───── Material for this task

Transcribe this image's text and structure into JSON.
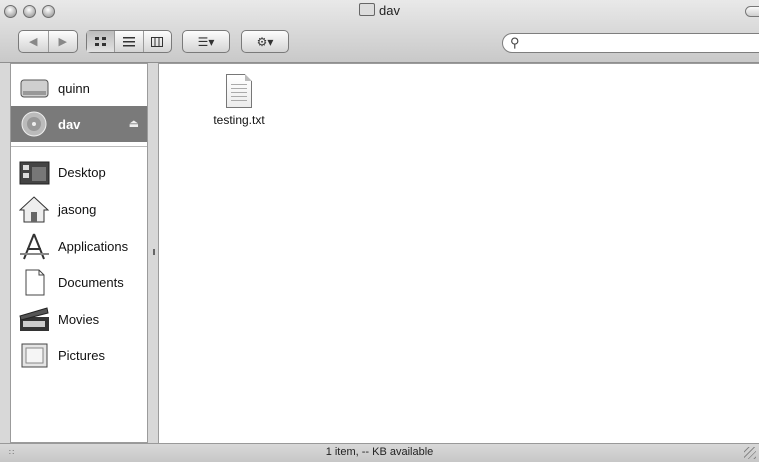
{
  "window": {
    "title": "dav",
    "title_icon": "network-volume-icon"
  },
  "toolbar": {
    "back_forward": [
      "◀",
      "▶"
    ],
    "view_modes": [
      "icon-view",
      "list-view",
      "column-view"
    ],
    "arrange_label": "☰▾",
    "action_label": "⚙▾",
    "search_placeholder": ""
  },
  "sidebar": {
    "devices": [
      {
        "label": "quinn",
        "icon": "hard-drive-icon",
        "selected": false
      },
      {
        "label": "dav",
        "icon": "network-disk-icon",
        "selected": true,
        "ejectable": true
      }
    ],
    "places": [
      {
        "label": "Desktop",
        "icon": "desktop-icon"
      },
      {
        "label": "jasong",
        "icon": "home-icon"
      },
      {
        "label": "Applications",
        "icon": "applications-icon"
      },
      {
        "label": "Documents",
        "icon": "documents-icon"
      },
      {
        "label": "Movies",
        "icon": "movies-icon"
      },
      {
        "label": "Pictures",
        "icon": "pictures-icon"
      }
    ]
  },
  "main": {
    "files": [
      {
        "name": "testing.txt",
        "icon": "text-document-icon"
      }
    ]
  },
  "status": {
    "text": "1 item, -- KB available"
  }
}
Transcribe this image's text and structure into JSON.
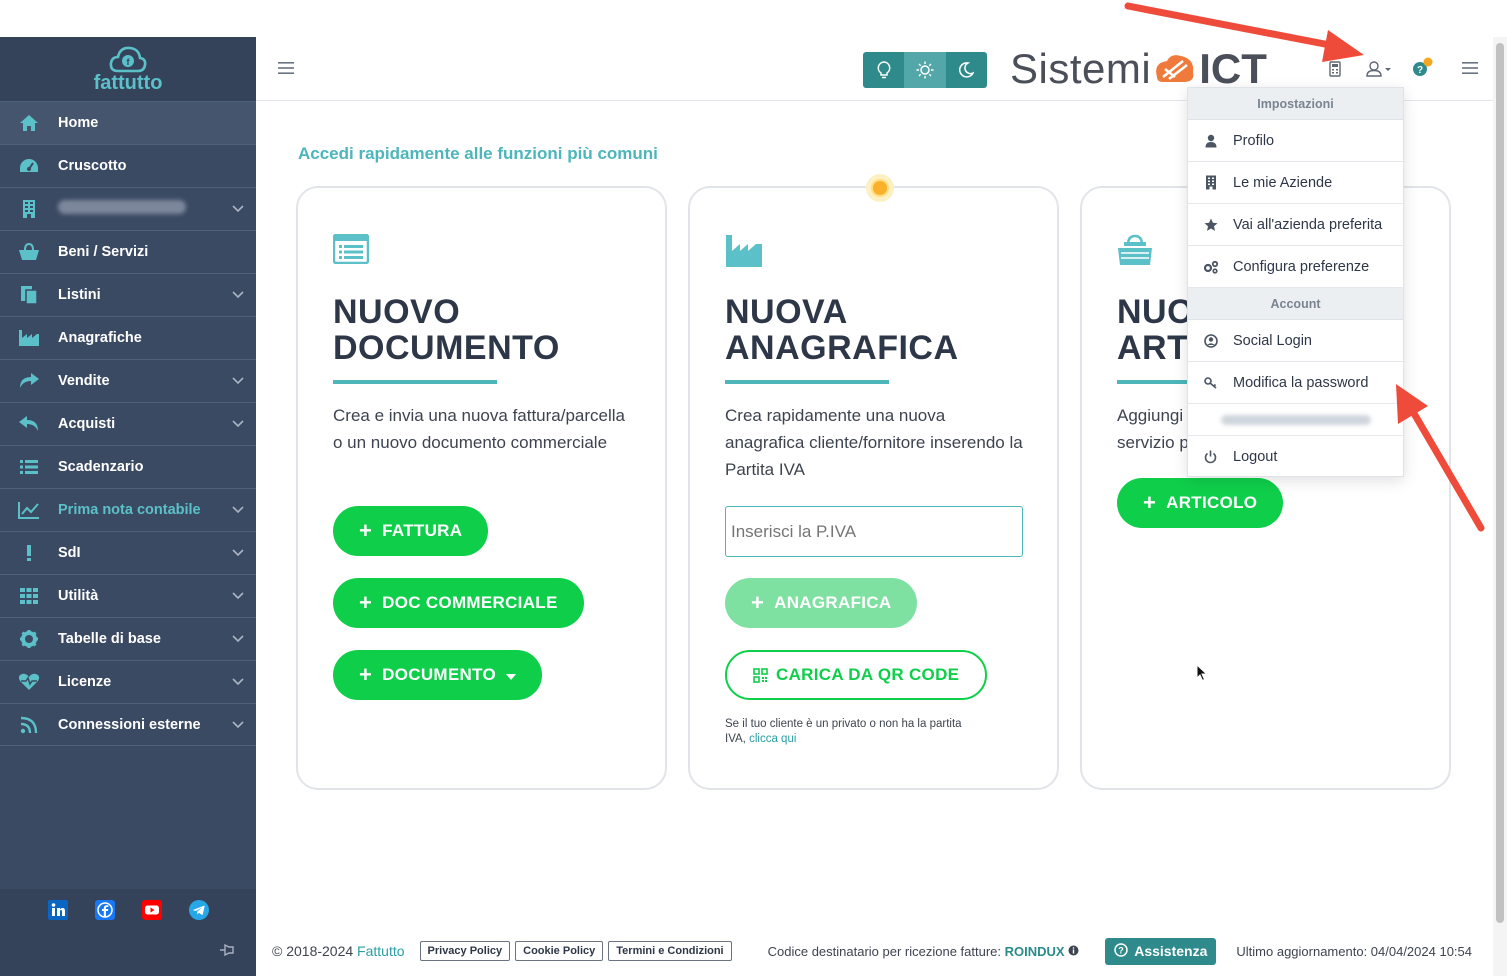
{
  "brand": {
    "name": "fattutto"
  },
  "sidebar": {
    "items": [
      {
        "label": "Home",
        "icon": "home-icon",
        "dropdown": false
      },
      {
        "label": "Cruscotto",
        "icon": "dashboard-icon",
        "dropdown": false
      },
      {
        "label": "",
        "icon": "building-icon",
        "dropdown": true
      },
      {
        "label": "Beni / Servizi",
        "icon": "basket-icon",
        "dropdown": false
      },
      {
        "label": "Listini",
        "icon": "files-icon",
        "dropdown": true
      },
      {
        "label": "Anagrafiche",
        "icon": "factory-icon",
        "dropdown": false
      },
      {
        "label": "Vendite",
        "icon": "share-icon",
        "dropdown": true
      },
      {
        "label": "Acquisti",
        "icon": "reply-icon",
        "dropdown": true
      },
      {
        "label": "Scadenzario",
        "icon": "list-icon",
        "dropdown": false
      },
      {
        "label": "Prima nota contabile",
        "icon": "chart-line-icon",
        "dropdown": true
      },
      {
        "label": "SdI",
        "icon": "exclamation-icon",
        "dropdown": true
      },
      {
        "label": "Utilità",
        "icon": "grid-icon",
        "dropdown": true
      },
      {
        "label": "Tabelle di base",
        "icon": "gear-icon",
        "dropdown": true
      },
      {
        "label": "Licenze",
        "icon": "heartbeat-icon",
        "dropdown": true
      },
      {
        "label": "Connessioni esterne",
        "icon": "rss-icon",
        "dropdown": true
      }
    ]
  },
  "topbar": {
    "logo_text": "Sistemi",
    "logo_bold": "ICT"
  },
  "main": {
    "section_title": "Accedi rapidamente alle funzioni più comuni",
    "card1": {
      "title_line1": "NUOVO",
      "title_line2": "DOCUMENTO",
      "description": "Crea e invia una nuova fattura/parcella o un nuovo documento commerciale",
      "btn_fattura": "FATTURA",
      "btn_doc_commerciale": "DOC COMMERCIALE",
      "btn_documento": "DOCUMENTO"
    },
    "card2": {
      "title_line1": "NUOVA",
      "title_line2": "ANAGRAFICA",
      "description": "Crea rapidamente una nuova anagrafica cliente/fornitore inserendo la Partita IVA",
      "piva_placeholder": "Inserisci la P.IVA",
      "btn_anagrafica": "ANAGRAFICA",
      "btn_qr": "CARICA DA QR CODE",
      "note": "Se il tuo cliente è un privato o non ha la partita IVA,",
      "note_link": "clicca qui"
    },
    "card3": {
      "title_line1": "NUO",
      "title_line2": "ART",
      "description": "Aggiungi servizio p",
      "btn_articolo": "ARTICOLO"
    }
  },
  "user_menu": {
    "header_impostazioni": "Impostazioni",
    "profilo": "Profilo",
    "le_mie_aziende": "Le mie Aziende",
    "vai_azienda_preferita": "Vai all'azienda preferita",
    "configura_preferenze": "Configura preferenze",
    "header_account": "Account",
    "social_login": "Social Login",
    "modifica_password": "Modifica la password",
    "logout": "Logout"
  },
  "footer": {
    "copyright": "© 2018-2024",
    "copyright_link": "Fattutto",
    "privacy": "Privacy Policy",
    "cookie": "Cookie Policy",
    "termini": "Termini e Condizioni",
    "codice_label": "Codice destinatario per ricezione fatture:",
    "codice_value": "ROINDUX",
    "assistenza": "Assistenza",
    "ultimo_aggiornamento": "Ultimo aggiornamento: 04/04/2024 10:54"
  },
  "colors": {
    "sidebar_bg": "#3b4a63",
    "accent_teal": "#4cb6bb",
    "button_green": "#0fcf4a",
    "annotation_red": "#ef4b3a"
  }
}
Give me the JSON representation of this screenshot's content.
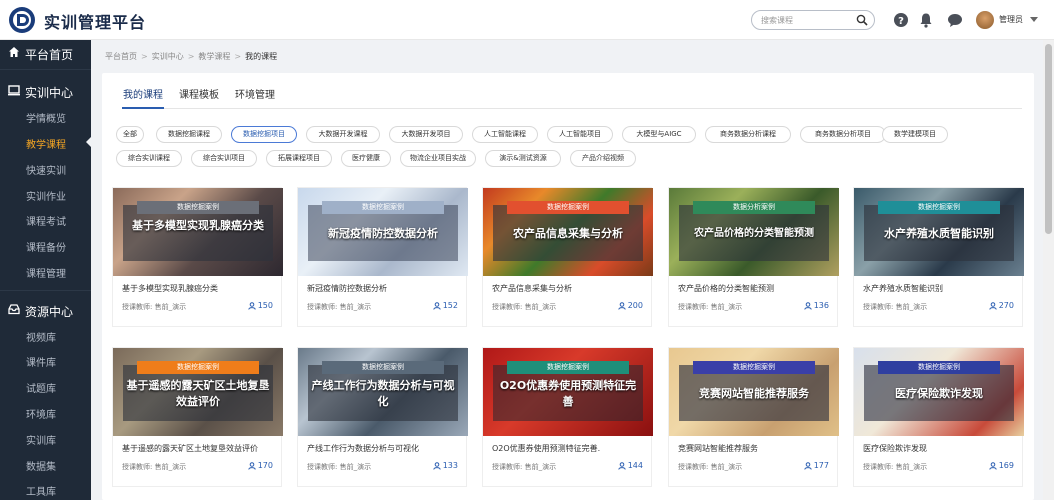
{
  "app": {
    "title": "实训管理平台"
  },
  "header": {
    "search_placeholder": "搜索课程",
    "user_name": "管理员"
  },
  "sidebar": {
    "home": "平台首页",
    "training": {
      "label": "实训中心",
      "items": [
        "学情概览",
        "教学课程",
        "快速实训",
        "实训作业",
        "课程考试",
        "课程备份",
        "课程管理"
      ],
      "active": "教学课程"
    },
    "resources": {
      "label": "资源中心",
      "items": [
        "视频库",
        "课件库",
        "试题库",
        "环境库",
        "实训库",
        "数据集",
        "工具库"
      ]
    }
  },
  "breadcrumb": [
    "平台首页",
    "实训中心",
    "教学课程",
    "我的课程"
  ],
  "tabs": [
    "我的课程",
    "课程模板",
    "环境管理"
  ],
  "filters": {
    "row1": [
      "全部",
      "数据挖掘课程",
      "数据挖掘项目",
      "大数据开发课程",
      "大数据开发项目",
      "人工智能课程",
      "人工智能项目",
      "大模型与AIGC",
      "商务数据分析课程",
      "商务数据分析项目",
      "数学建模项目"
    ],
    "row2": [
      "综合实训课程",
      "综合实训项目",
      "拓展课程项目",
      "医疗健康",
      "物流企业项目实战",
      "演示&测试资源",
      "产品介绍视频"
    ],
    "active": "数据挖掘项目"
  },
  "cards": [
    {
      "badge": "数据挖掘案例",
      "thumb_title": "基于多模型实现乳腺癌分类",
      "name": "基于多模型实现乳腺癌分类",
      "teacher": "授课教师: 售前_演示",
      "views": "150",
      "badge_color": "#6b6f78"
    },
    {
      "badge": "数据挖掘案例",
      "thumb_title": "新冠疫情防控数据分析",
      "name": "新冠疫情防控数据分析",
      "teacher": "授课教师: 售前_演示",
      "views": "152",
      "badge_color": "#9fb0c8"
    },
    {
      "badge": "数据挖掘案例",
      "thumb_title": "农产品信息采集与分析",
      "name": "农产品信息采集与分析",
      "teacher": "授课教师: 售前_演示",
      "views": "200",
      "badge_color": "#e2502f"
    },
    {
      "badge": "数据分析案例",
      "thumb_title": "农产品价格的分类智能预测",
      "name": "农产品价格的分类智能预测",
      "teacher": "授课教师: 售前_演示",
      "views": "136",
      "badge_color": "#2f8a5a"
    },
    {
      "badge": "数据挖掘案例",
      "thumb_title": "水产养殖水质智能识别",
      "name": "水产养殖水质智能识别",
      "teacher": "授课教师: 售前_演示",
      "views": "270",
      "badge_color": "#1f8f98"
    },
    {
      "badge": "数据挖掘案例",
      "thumb_title": "基于遥感的露天矿区土地复垦效益评价",
      "name": "基于遥感的露天矿区土地复垦效益评价",
      "teacher": "授课教师: 售前_演示",
      "views": "170",
      "badge_color": "#ef7d1a"
    },
    {
      "badge": "数据挖掘案例",
      "thumb_title": "产线工作行为数据分析与可视化",
      "name": "产线工作行为数据分析与可视化",
      "teacher": "授课教师: 售前_演示",
      "views": "133",
      "badge_color": "#5a6a7a"
    },
    {
      "badge": "数据挖掘案例",
      "thumb_title": "O2O优惠券使用预测特征完善",
      "name": "O2O优惠券使用预测特征完善.",
      "teacher": "授课教师: 售前_演示",
      "views": "144",
      "badge_color": "#1f8f7a"
    },
    {
      "badge": "数据挖掘案例",
      "thumb_title": "竞赛网站智能推荐服务",
      "name": "竞赛网站智能推荐服务",
      "teacher": "授课教师: 售前_演示",
      "views": "177",
      "badge_color": "#3a3fa8"
    },
    {
      "badge": "数据挖掘案例",
      "thumb_title": "医疗保险欺诈发现",
      "name": "医疗保险欺诈发现",
      "teacher": "授课教师: 售前_演示",
      "views": "169",
      "badge_color": "#2f3fa0"
    }
  ],
  "colors": {
    "sidebar_bg": "#1f2a38",
    "active_menu": "#f5a623",
    "accent": "#2a5db0"
  }
}
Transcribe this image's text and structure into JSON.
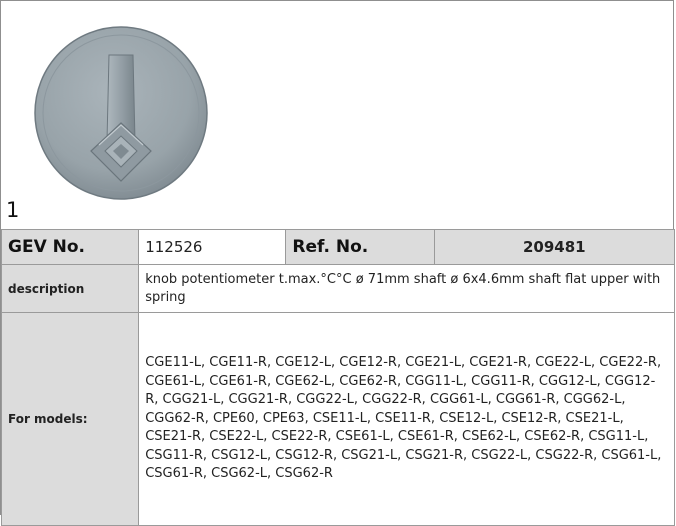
{
  "image": {
    "alt": "knob potentiometer",
    "index_label": "1"
  },
  "specs": {
    "gev_label": "GEV No.",
    "gev_value": "112526",
    "ref_label": "Ref. No.",
    "ref_value": "209481",
    "description_label": "description",
    "description_value": "knob  potentiometer t.max.°C°C ø 71mm shaft ø 6x4.6mm shaft flat upper with spring",
    "models_label": "For models:",
    "models_value": "CGE11-L, CGE11-R, CGE12-L, CGE12-R, CGE21-L, CGE21-R, CGE22-L, CGE22-R, CGE61-L, CGE61-R, CGE62-L, CGE62-R, CGG11-L, CGG11-R, CGG12-L, CGG12-R, CGG21-L, CGG21-R, CGG22-L, CGG22-R, CGG61-L, CGG61-R, CGG62-L, CGG62-R, CPE60, CPE63, CSE11-L, CSE11-R, CSE12-L, CSE12-R, CSE21-L, CSE21-R, CSE22-L, CSE22-R, CSE61-L, CSE61-R, CSE62-L, CSE62-R, CSG11-L, CSG11-R, CSG12-L, CSG12-R, CSG21-L, CSG21-R, CSG22-L, CSG22-R, CSG61-L, CSG61-R, CSG62-L, CSG62-R"
  },
  "colors": {
    "label_bg": "#dcdcdc",
    "border": "#9a9a9a",
    "knob_gray": "#98a3a9"
  }
}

──────────

Written request
Say how many lines in this material hold "新冠疫情防控数据分析", and say nothing else.

Solution for this exercise
2